» **Saved entries**:
------
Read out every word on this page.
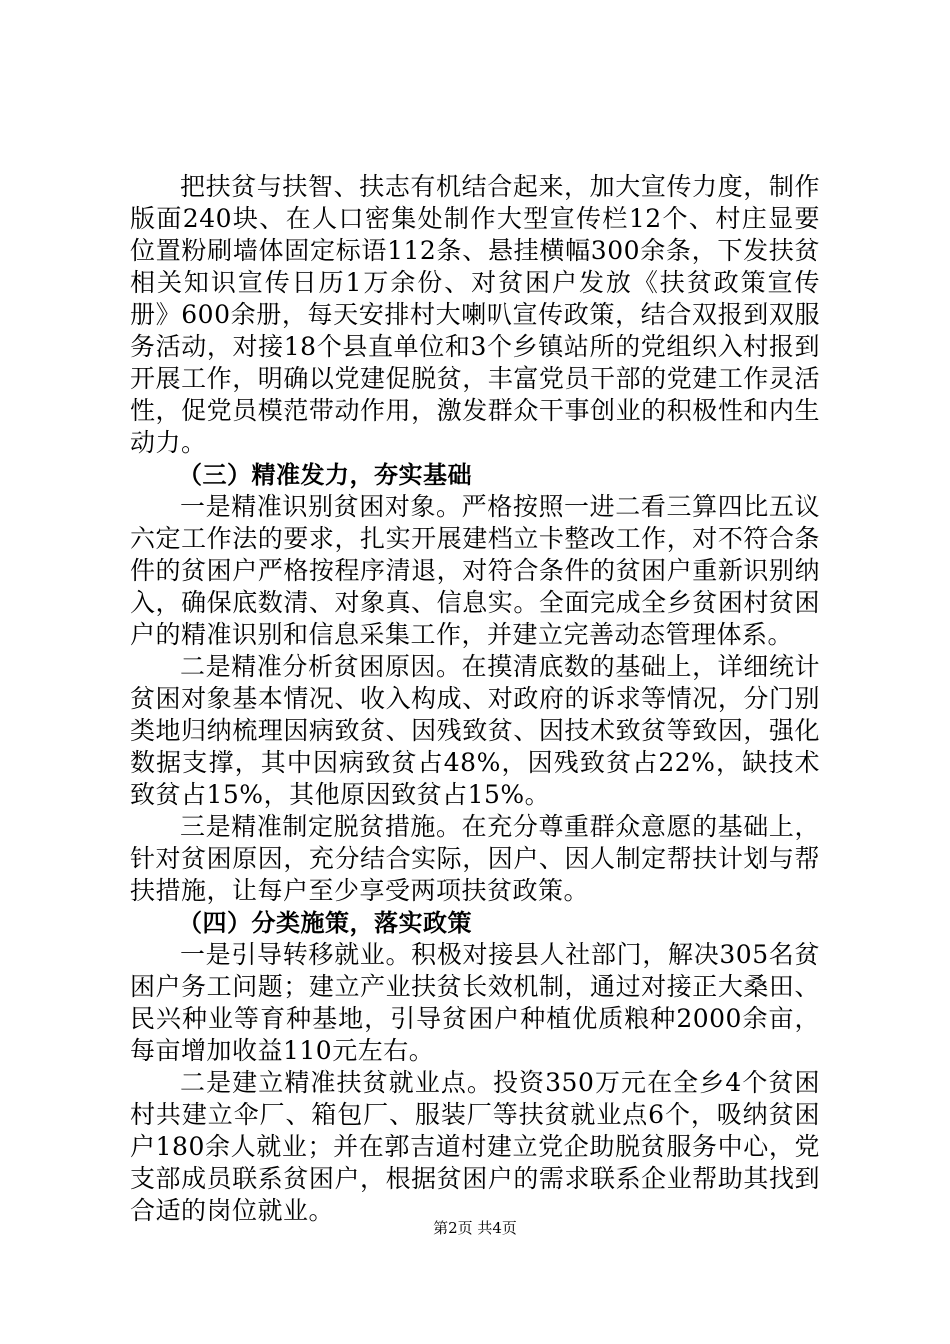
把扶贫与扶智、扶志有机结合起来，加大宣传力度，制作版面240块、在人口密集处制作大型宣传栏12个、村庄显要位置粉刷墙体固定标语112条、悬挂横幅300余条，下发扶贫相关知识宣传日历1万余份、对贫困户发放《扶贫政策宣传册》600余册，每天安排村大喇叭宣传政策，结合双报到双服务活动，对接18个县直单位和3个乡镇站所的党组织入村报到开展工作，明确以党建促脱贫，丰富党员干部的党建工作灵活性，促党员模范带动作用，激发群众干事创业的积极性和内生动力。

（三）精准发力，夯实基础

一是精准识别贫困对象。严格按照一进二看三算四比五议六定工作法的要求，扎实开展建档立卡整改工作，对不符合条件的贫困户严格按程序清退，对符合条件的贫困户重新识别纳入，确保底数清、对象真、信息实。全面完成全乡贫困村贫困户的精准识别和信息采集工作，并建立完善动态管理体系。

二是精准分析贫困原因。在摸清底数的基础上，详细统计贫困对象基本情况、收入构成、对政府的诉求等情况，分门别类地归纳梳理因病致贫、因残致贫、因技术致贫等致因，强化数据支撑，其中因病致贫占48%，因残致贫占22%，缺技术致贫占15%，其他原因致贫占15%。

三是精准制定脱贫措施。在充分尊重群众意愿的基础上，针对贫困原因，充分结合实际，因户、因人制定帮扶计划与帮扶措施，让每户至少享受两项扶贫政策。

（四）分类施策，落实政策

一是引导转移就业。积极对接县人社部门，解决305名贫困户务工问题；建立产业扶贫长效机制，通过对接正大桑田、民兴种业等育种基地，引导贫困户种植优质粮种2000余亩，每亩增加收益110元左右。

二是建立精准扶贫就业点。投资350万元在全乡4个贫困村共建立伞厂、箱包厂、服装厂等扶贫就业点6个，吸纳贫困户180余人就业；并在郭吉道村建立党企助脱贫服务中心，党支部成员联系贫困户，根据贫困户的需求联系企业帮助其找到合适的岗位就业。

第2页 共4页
------
» **Set exercise**:
All records must be output exactly as they are, except for the pictures, which are left out.

» **Expected output**:
Read out every word on this page.
把扶贫与扶智、扶志有机结合起来，加大宣传力度，制作版面240块、在人口密集处制作大型宣传栏12个、村庄显要位置粉刷墙体固定标语112条、悬挂横幅300余条，下发扶贫相关知识宣传日历1万余份、对贫困户发放《扶贫政策宣传册》600余册，每天安排村大喇叭宣传政策，结合双报到双服务活动，对接18个县直单位和3个乡镇站所的党组织入村报到开展工作，明确以党建促脱贫，丰富党员干部的党建工作灵活性，促党员模范带动作用，激发群众干事创业的积极性和内生动力。

（三）精准发力，夯实基础

一是精准识别贫困对象。严格按照一进二看三算四比五议六定工作法的要求，扎实开展建档立卡整改工作，对不符合条件的贫困户严格按程序清退，对符合条件的贫困户重新识别纳入，确保底数清、对象真、信息实。全面完成全乡贫困村贫困户的精准识别和信息采集工作，并建立完善动态管理体系。

二是精准分析贫困原因。在摸清底数的基础上，详细统计贫困对象基本情况、收入构成、对政府的诉求等情况，分门别类地归纳梳理因病致贫、因残致贫、因技术致贫等致因，强化数据支撑，其中因病致贫占48%，因残致贫占22%，缺技术致贫占15%，其他原因致贫占15%。

三是精准制定脱贫措施。在充分尊重群众意愿的基础上，针对贫困原因，充分结合实际，因户、因人制定帮扶计划与帮扶措施，让每户至少享受两项扶贫政策。

（四）分类施策，落实政策

一是引导转移就业。积极对接县人社部门，解决305名贫困户务工问题；建立产业扶贫长效机制，通过对接正大桑田、民兴种业等育种基地，引导贫困户种植优质粮种2000余亩，每亩增加收益110元左右。

二是建立精准扶贫就业点。投资350万元在全乡4个贫困村共建立伞厂、箱包厂、服装厂等扶贫就业点6个，吸纳贫困户180余人就业；并在郭吉道村建立党企助脱贫服务中心，党支部成员联系贫困户，根据贫困户的需求联系企业帮助其找到合适的岗位就业。

第2页 共4页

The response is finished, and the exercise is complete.